START

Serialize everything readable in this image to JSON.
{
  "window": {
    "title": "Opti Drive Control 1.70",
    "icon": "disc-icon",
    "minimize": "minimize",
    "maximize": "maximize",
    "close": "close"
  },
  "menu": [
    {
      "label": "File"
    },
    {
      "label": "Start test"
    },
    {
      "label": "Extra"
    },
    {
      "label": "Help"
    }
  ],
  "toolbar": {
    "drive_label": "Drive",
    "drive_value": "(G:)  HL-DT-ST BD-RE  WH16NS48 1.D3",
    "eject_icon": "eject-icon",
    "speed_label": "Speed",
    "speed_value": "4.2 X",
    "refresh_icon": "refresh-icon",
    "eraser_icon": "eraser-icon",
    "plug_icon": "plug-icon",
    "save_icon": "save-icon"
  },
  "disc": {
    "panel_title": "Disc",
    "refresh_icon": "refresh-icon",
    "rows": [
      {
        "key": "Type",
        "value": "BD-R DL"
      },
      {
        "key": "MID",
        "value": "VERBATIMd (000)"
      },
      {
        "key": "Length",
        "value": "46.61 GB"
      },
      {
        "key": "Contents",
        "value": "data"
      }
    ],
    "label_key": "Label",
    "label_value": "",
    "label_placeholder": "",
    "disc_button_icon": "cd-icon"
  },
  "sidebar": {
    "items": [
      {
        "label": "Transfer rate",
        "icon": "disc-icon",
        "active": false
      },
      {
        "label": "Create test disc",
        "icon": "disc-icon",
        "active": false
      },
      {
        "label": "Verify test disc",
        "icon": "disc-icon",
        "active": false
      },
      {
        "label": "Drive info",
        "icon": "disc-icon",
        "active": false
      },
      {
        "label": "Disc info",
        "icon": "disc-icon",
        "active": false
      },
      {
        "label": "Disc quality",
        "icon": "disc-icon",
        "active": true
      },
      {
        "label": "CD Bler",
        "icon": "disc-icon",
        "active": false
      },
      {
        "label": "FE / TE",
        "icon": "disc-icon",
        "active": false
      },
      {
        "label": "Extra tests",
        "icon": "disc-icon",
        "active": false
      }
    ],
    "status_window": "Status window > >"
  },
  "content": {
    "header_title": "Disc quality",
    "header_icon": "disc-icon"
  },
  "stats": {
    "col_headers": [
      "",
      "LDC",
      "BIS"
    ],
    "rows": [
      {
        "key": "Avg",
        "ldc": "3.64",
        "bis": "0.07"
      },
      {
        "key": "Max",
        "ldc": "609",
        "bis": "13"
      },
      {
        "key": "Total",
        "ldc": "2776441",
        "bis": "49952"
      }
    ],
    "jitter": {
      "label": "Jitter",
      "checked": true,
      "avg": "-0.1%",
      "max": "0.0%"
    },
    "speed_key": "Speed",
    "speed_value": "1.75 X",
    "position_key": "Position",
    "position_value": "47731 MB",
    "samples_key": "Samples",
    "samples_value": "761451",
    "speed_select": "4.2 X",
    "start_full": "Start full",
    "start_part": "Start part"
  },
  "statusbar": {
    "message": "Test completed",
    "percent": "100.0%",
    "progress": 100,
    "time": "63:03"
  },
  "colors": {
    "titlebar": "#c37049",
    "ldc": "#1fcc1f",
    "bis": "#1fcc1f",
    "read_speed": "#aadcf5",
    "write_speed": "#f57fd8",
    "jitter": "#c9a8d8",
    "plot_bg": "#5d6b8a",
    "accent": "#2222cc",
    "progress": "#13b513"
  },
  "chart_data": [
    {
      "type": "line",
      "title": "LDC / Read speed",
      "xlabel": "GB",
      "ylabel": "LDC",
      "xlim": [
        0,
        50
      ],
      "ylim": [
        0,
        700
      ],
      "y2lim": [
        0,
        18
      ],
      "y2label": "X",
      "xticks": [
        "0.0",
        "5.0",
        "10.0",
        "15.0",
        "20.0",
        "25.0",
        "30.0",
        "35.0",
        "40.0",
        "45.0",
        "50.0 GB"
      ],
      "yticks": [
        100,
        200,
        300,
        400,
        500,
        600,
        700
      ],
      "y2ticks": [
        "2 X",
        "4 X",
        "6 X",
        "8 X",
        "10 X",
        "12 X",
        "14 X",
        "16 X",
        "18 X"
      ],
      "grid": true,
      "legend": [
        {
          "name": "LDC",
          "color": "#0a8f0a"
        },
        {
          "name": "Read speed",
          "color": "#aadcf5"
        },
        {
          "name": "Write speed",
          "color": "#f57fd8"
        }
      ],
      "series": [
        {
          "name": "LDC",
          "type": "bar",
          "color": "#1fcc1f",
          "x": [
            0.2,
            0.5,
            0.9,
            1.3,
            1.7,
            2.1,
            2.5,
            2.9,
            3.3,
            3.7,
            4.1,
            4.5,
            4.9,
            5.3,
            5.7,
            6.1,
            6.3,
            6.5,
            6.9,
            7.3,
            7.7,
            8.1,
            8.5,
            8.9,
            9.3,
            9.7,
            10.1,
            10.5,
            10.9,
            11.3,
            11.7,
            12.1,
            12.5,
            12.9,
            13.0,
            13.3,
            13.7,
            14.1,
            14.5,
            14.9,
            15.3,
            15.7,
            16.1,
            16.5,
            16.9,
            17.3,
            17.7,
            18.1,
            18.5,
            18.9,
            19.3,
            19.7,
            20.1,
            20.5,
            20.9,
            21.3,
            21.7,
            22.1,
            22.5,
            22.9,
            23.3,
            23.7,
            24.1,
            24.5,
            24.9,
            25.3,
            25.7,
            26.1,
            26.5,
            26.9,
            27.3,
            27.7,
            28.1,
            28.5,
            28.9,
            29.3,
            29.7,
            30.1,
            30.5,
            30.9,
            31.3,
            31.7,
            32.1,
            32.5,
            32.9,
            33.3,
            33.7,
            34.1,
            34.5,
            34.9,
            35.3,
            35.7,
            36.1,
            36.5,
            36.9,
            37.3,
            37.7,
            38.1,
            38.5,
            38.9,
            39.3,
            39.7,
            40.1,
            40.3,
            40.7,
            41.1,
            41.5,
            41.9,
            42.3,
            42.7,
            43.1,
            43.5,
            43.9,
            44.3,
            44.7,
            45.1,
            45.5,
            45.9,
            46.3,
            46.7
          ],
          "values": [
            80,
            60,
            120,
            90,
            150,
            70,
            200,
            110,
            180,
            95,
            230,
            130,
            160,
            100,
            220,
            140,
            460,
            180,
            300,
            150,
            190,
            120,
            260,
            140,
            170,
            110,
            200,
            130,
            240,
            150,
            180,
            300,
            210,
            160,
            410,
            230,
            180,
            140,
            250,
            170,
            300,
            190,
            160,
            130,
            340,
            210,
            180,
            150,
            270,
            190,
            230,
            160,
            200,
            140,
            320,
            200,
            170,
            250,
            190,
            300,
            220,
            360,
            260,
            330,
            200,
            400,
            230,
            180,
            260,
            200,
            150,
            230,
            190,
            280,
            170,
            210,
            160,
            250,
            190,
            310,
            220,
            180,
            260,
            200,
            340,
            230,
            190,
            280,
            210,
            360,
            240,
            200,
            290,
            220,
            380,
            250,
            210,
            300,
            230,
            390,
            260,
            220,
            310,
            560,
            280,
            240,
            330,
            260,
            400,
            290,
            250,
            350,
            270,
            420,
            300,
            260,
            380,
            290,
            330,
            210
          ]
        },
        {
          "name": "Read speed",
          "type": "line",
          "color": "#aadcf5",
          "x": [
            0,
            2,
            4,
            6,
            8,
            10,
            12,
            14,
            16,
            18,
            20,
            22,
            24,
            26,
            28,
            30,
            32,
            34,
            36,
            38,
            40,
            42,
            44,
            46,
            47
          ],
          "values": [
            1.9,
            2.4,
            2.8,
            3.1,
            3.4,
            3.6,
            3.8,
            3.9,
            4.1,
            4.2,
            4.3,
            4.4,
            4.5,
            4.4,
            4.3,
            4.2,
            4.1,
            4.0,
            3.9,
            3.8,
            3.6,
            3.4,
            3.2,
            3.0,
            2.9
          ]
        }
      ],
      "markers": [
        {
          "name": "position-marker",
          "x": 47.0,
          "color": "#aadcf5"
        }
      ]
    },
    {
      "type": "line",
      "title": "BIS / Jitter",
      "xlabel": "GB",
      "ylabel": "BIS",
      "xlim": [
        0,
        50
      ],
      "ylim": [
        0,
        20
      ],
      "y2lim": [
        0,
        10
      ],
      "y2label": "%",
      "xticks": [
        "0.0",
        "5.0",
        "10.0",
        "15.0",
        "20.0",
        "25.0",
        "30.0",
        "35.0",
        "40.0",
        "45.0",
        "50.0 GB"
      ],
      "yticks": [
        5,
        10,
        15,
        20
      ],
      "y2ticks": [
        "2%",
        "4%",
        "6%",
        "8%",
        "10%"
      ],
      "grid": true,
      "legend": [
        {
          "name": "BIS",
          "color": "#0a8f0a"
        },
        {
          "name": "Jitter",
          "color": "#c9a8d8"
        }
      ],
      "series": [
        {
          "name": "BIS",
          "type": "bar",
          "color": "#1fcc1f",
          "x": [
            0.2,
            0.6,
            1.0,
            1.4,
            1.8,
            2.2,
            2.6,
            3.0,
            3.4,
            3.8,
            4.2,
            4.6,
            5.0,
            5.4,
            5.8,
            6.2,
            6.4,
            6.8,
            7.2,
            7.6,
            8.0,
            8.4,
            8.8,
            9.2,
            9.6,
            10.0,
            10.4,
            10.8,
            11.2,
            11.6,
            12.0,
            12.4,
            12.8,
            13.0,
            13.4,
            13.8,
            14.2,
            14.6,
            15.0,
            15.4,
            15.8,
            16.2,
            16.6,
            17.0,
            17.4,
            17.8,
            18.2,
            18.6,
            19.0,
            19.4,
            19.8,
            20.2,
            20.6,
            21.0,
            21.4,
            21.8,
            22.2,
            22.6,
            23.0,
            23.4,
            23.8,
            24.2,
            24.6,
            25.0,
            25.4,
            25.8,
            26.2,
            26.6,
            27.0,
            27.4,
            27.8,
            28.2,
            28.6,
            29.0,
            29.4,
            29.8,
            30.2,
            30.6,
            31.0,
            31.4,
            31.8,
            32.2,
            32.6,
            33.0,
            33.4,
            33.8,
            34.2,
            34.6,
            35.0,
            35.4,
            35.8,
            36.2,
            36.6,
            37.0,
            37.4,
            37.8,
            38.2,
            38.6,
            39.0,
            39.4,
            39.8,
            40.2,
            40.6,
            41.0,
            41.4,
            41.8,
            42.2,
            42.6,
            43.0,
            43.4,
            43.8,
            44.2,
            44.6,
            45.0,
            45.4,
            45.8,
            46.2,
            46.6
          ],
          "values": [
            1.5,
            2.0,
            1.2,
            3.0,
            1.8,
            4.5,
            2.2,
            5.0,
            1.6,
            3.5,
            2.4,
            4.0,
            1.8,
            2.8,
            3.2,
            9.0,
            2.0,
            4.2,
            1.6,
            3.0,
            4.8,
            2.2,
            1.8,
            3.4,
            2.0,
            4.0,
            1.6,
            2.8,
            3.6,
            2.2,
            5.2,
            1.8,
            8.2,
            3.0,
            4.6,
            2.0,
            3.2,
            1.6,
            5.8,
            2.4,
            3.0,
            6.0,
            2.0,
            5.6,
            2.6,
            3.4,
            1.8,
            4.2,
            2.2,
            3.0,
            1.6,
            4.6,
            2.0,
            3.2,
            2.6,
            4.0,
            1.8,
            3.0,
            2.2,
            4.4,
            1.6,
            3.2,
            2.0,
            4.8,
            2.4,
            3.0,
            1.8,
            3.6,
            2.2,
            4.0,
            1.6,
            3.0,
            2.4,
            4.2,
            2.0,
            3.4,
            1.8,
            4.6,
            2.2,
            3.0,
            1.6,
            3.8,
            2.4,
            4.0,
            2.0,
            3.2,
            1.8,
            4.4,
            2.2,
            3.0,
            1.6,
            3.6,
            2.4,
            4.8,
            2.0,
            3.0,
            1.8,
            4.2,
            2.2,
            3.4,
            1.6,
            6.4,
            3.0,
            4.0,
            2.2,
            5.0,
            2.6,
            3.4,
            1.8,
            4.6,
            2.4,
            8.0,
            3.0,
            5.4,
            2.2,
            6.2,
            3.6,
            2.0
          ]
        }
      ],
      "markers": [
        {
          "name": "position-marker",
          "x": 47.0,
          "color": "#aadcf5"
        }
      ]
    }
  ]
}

END

### [Your instructions]
Return each line with "window".

### [The response]
  "window": {
    "status_window": "Status window > >"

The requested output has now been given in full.